→ **WORK TO COMPLETE**: Edit the material below by replacing "Months since Randomization" with "Months after Randomization" and changing nothing else. Leave out the pictures.

┌────────

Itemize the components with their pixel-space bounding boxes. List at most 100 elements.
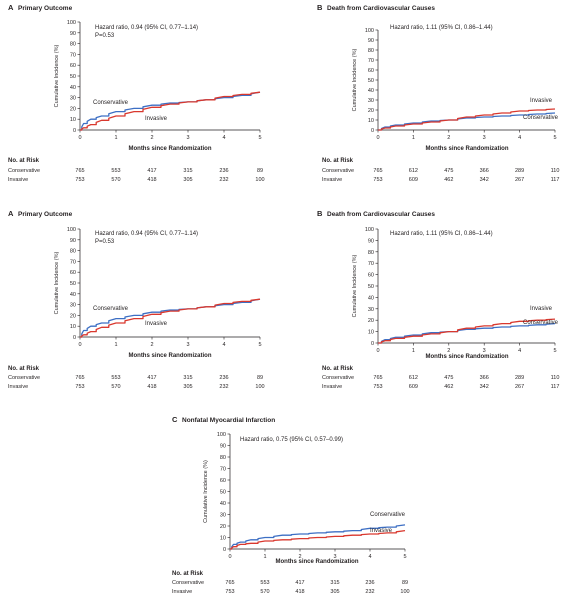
risk-cell: 553 (260, 580, 269, 586)
x-tick-label: 4 (222, 342, 225, 348)
y-tick-label: 40 (70, 85, 76, 91)
risk-cell: 765 (75, 375, 84, 381)
chart-panel-b-2: B Death from Cardiovascular Causes0102030… (317, 3, 559, 183)
risk-cell: 553 (111, 375, 120, 381)
risk-cell: 232 (365, 589, 374, 595)
y-tick-label: 100 (217, 432, 226, 438)
x-tick-label: 5 (553, 135, 556, 141)
risk-cell: 570 (111, 384, 120, 390)
x-tick-label: 4 (518, 135, 521, 141)
y-tick-label: 10 (220, 536, 226, 542)
risk-cell: 100 (400, 589, 409, 595)
y-tick-label: 80 (368, 250, 374, 256)
x-tick-label: 0 (228, 554, 231, 560)
y-tick-label: 70 (70, 52, 76, 58)
risk-cell: 417 (295, 580, 304, 586)
risk-row-label: Conservative (172, 580, 204, 586)
risk-cell: 315 (183, 375, 192, 381)
x-tick-label: 3 (483, 348, 486, 354)
chart-panel-b-4: B Death from Cardiovascular Causes0102030… (317, 209, 559, 390)
risk-row-label: Invasive (8, 177, 28, 183)
y-tick-label: 100 (365, 227, 374, 233)
y-axis-label: Cumulative Incidence (%) (203, 460, 209, 523)
risk-cell: 612 (409, 375, 418, 381)
x-tick-label: 4 (368, 554, 371, 560)
curve-label-conservative: Conservative (93, 100, 129, 106)
hazard-ratio-annotation: Hazard ratio, 0.94 (95% CI, 0.77–1.14) (95, 25, 198, 31)
y-tick-label: 90 (70, 31, 76, 37)
x-tick-label: 0 (376, 135, 379, 141)
risk-cell: 553 (111, 168, 120, 174)
y-tick-label: 20 (368, 108, 374, 114)
risk-row-label: Invasive (322, 384, 342, 390)
x-tick-label: 2 (447, 348, 450, 354)
y-tick-label: 30 (220, 513, 226, 519)
x-tick-label: 4 (222, 135, 225, 141)
y-tick-label: 50 (220, 490, 226, 496)
y-tick-label: 20 (220, 524, 226, 530)
y-tick-label: 70 (368, 58, 374, 64)
y-tick-label: 0 (371, 341, 374, 347)
risk-cell: 232 (219, 177, 228, 183)
risk-row-label: Conservative (322, 375, 354, 381)
risk-cell: 315 (330, 580, 339, 586)
x-tick-label: 0 (376, 348, 379, 354)
panel-letter: B (317, 3, 323, 12)
panel-letter: A (8, 3, 14, 12)
x-axis-label: Months since Randomization (128, 146, 211, 152)
risk-row-label: Invasive (8, 384, 28, 390)
y-tick-label: 30 (368, 307, 374, 313)
risk-row-label: Conservative (322, 168, 354, 174)
panel-title: Death from Cardiovascular Causes (327, 5, 435, 12)
chart-panel-a-3: A Primary Outcome 0 10 20 30 40 50 60 70 80 90 100 0 1… (8, 209, 265, 390)
risk-cell: 110 (551, 168, 560, 174)
y-tick-label: 0 (223, 547, 226, 553)
risk-cell: 570 (111, 177, 120, 183)
y-axis-label: Cumulative Incidence (%) (352, 255, 358, 318)
risk-cell: 305 (183, 177, 192, 183)
x-axis-label: Months since Randomization (425, 354, 508, 360)
risk-cell: 267 (515, 384, 524, 390)
risk-cell: 418 (295, 589, 304, 595)
y-tick-label: 40 (70, 292, 76, 298)
y-tick-label: 30 (70, 96, 76, 102)
hazard-ratio-annotation: P=0.53 (95, 239, 115, 245)
series-line-conservative (230, 524, 406, 550)
hazard-ratio-annotation: Hazard ratio, 1.11 (95% CI, 0.86–1.44) (390, 25, 493, 31)
risk-cell: 765 (373, 375, 382, 381)
risk-cell: 418 (147, 384, 156, 390)
panel-letter: A (8, 209, 14, 218)
risk-cell: 267 (515, 177, 524, 183)
x-tick-label: 1 (412, 135, 415, 141)
panel-title: Primary Outcome (18, 211, 73, 218)
risk-cell: 289 (515, 375, 524, 381)
y-tick-label: 20 (368, 318, 374, 324)
y-tick-label: 40 (220, 501, 226, 507)
y-tick-label: 20 (70, 313, 76, 319)
risk-cell: 305 (330, 589, 339, 595)
risk-cell: 570 (260, 589, 269, 595)
risk-cell: 100 (255, 177, 264, 183)
series-line-invasive (378, 318, 556, 344)
y-axis-label: Cumulative Incidence (%) (54, 45, 60, 108)
x-tick-label: 1 (114, 342, 117, 348)
y-tick-label: 10 (70, 324, 76, 330)
y-tick-label: 10 (368, 330, 374, 336)
risk-cell: 753 (373, 177, 382, 183)
risk-cell: 462 (444, 384, 453, 390)
x-tick-label: 1 (263, 554, 266, 560)
curve-label-invasive: Invasive (530, 306, 553, 312)
x-tick-label: 1 (114, 135, 117, 141)
risk-cell: 475 (444, 168, 453, 174)
x-tick-label: 0 (78, 135, 81, 141)
risk-cell: 765 (225, 580, 234, 586)
risk-cell: 89 (402, 580, 408, 586)
x-axis-label: Months since Randomization (425, 146, 508, 152)
series-line-invasive (230, 529, 406, 550)
risk-cell: 232 (219, 384, 228, 390)
risk-cell: 417 (147, 375, 156, 381)
x-tick-label: 0 (78, 342, 81, 348)
risk-cell: 753 (75, 384, 84, 390)
panel-title: Nonfatal Myocardial Infarction (182, 417, 275, 424)
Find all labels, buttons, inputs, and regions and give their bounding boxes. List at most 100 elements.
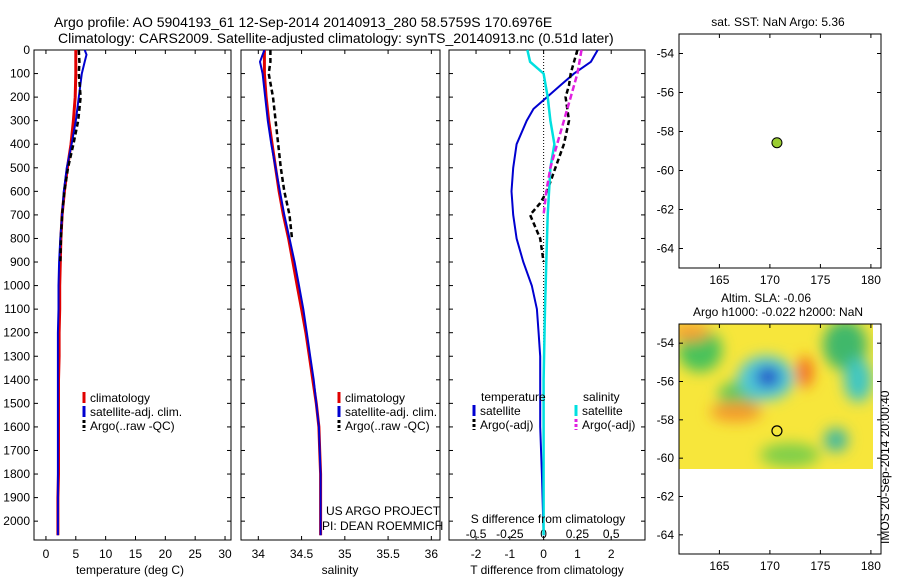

└────────

→ **TASK RESPONSE**:
Itemize the components with their pixel-space bounding boxes. List at most 100 elements.
risk-cell: 553 (260, 580, 269, 586)
x-tick-label: 4 (222, 342, 225, 348)
y-tick-label: 40 (70, 85, 76, 91)
risk-cell: 765 (75, 375, 84, 381)
chart-panel-b-2: B Death from Cardiovascular Causes0102030… (317, 3, 559, 183)
risk-cell: 553 (111, 375, 120, 381)
risk-cell: 232 (365, 589, 374, 595)
y-tick-label: 100 (217, 432, 226, 438)
x-tick-label: 5 (553, 135, 556, 141)
risk-cell: 570 (111, 384, 120, 390)
x-tick-label: 4 (518, 135, 521, 141)
y-tick-label: 10 (220, 536, 226, 542)
risk-cell: 100 (400, 589, 409, 595)
y-tick-label: 80 (368, 250, 374, 256)
x-tick-label: 0 (228, 554, 231, 560)
y-tick-label: 70 (70, 52, 76, 58)
risk-cell: 417 (295, 580, 304, 586)
risk-row-label: Conservative (172, 580, 204, 586)
risk-cell: 315 (183, 375, 192, 381)
x-tick-label: 3 (483, 348, 486, 354)
chart-panel-b-4: B Death from Cardiovascular Causes0102030… (317, 209, 559, 390)
risk-row-label: Invasive (8, 177, 28, 183)
y-tick-label: 100 (365, 227, 374, 233)
y-axis-label: Cumulative Incidence (%) (203, 460, 209, 523)
risk-cell: 612 (409, 375, 418, 381)
x-tick-label: 4 (368, 554, 371, 560)
curve-label-conservative: Conservative (93, 100, 129, 106)
hazard-ratio-annotation: Hazard ratio, 0.94 (95% CI, 0.77–1.14) (95, 25, 198, 31)
y-tick-label: 90 (70, 31, 76, 37)
x-tick-label: 0 (376, 135, 379, 141)
risk-cell: 553 (111, 168, 120, 174)
y-tick-label: 20 (368, 108, 374, 114)
risk-row-label: Invasive (322, 384, 342, 390)
x-tick-label: 2 (447, 348, 450, 354)
y-tick-label: 30 (220, 513, 226, 519)
x-tick-label: 4 (222, 135, 225, 141)
y-tick-label: 50 (220, 490, 226, 496)
y-tick-label: 20 (220, 524, 226, 530)
y-tick-label: 70 (368, 58, 374, 64)
y-tick-label: 0 (371, 341, 374, 347)
risk-cell: 232 (219, 177, 228, 183)
risk-row-label: Conservative (322, 375, 354, 381)
risk-cell: 315 (330, 580, 339, 586)
x-tick-label: 0 (376, 348, 379, 354)
panel-letter: B (317, 3, 323, 12)
panel-letter: A (8, 3, 14, 12)
x-axis-label: Months after Randomization (128, 146, 211, 152)
risk-row-label: Invasive (8, 384, 28, 390)
y-tick-label: 30 (368, 307, 374, 313)
risk-row-label: Conservative (322, 168, 354, 174)
panel-title: Death from Cardiovascular Causes (327, 5, 435, 12)
chart-panel-a-3: A Primary Outcome 0 10 20 30 40 50 60 70 80 90 100 0 1… (8, 209, 265, 390)
risk-cell: 110 (551, 168, 560, 174)
y-tick-label: 0 (223, 547, 226, 553)
risk-cell: 570 (111, 177, 120, 183)
y-axis-label: Cumulative Incidence (%) (352, 255, 358, 318)
risk-cell: 305 (183, 177, 192, 183)
x-axis-label: Months after Randomization (425, 354, 508, 360)
risk-cell: 267 (515, 384, 524, 390)
risk-cell: 418 (295, 589, 304, 595)
y-tick-label: 40 (70, 292, 76, 298)
y-tick-label: 30 (70, 96, 76, 102)
hazard-ratio-annotation: P=0.53 (95, 239, 115, 245)
series-line-conservative (230, 524, 406, 550)
hazard-ratio-annotation: Hazard ratio, 1.11 (95% CI, 0.86–1.44) (390, 25, 493, 31)
risk-cell: 765 (373, 375, 382, 381)
risk-cell: 418 (147, 384, 156, 390)
panel-letter: A (8, 209, 14, 218)
risk-cell: 267 (515, 177, 524, 183)
x-tick-label: 1 (412, 135, 415, 141)
panel-title: Primary Outcome (18, 211, 73, 218)
risk-cell: 289 (515, 375, 524, 381)
y-tick-label: 20 (368, 318, 374, 324)
y-tick-label: 40 (220, 501, 226, 507)
y-tick-label: 20 (70, 313, 76, 319)
risk-cell: 305 (330, 589, 339, 595)
risk-cell: 570 (260, 589, 269, 595)
risk-cell: 100 (255, 177, 264, 183)
series-line-invasive (378, 318, 556, 344)
y-axis-label: Cumulative Incidence (%) (54, 45, 60, 108)
x-tick-label: 1 (114, 342, 117, 348)
y-tick-label: 10 (70, 324, 76, 330)
y-tick-label: 10 (368, 330, 374, 336)
risk-cell: 753 (373, 177, 382, 183)
risk-cell: 462 (444, 384, 453, 390)
x-tick-label: 1 (263, 554, 266, 560)
curve-label-invasive: Invasive (530, 306, 553, 312)
x-tick-label: 1 (114, 135, 117, 141)
risk-cell: 475 (444, 168, 453, 174)
x-tick-label: 0 (78, 135, 81, 141)
risk-cell: 765 (225, 580, 234, 586)
risk-cell: 89 (402, 580, 408, 586)
x-axis-label: Months after Randomization (425, 146, 508, 152)
series-line-invasive (230, 529, 406, 550)
risk-cell: 232 (219, 384, 228, 390)
risk-cell: 417 (147, 375, 156, 381)
x-tick-label: 0 (78, 342, 81, 348)
risk-cell: 753 (75, 384, 84, 390)
panel-title: Nonfatal Myocardial Infarction (182, 417, 275, 424)
Find all labels, buttons, inputs, and regions and give their bounding boxes. List at most 100 elements.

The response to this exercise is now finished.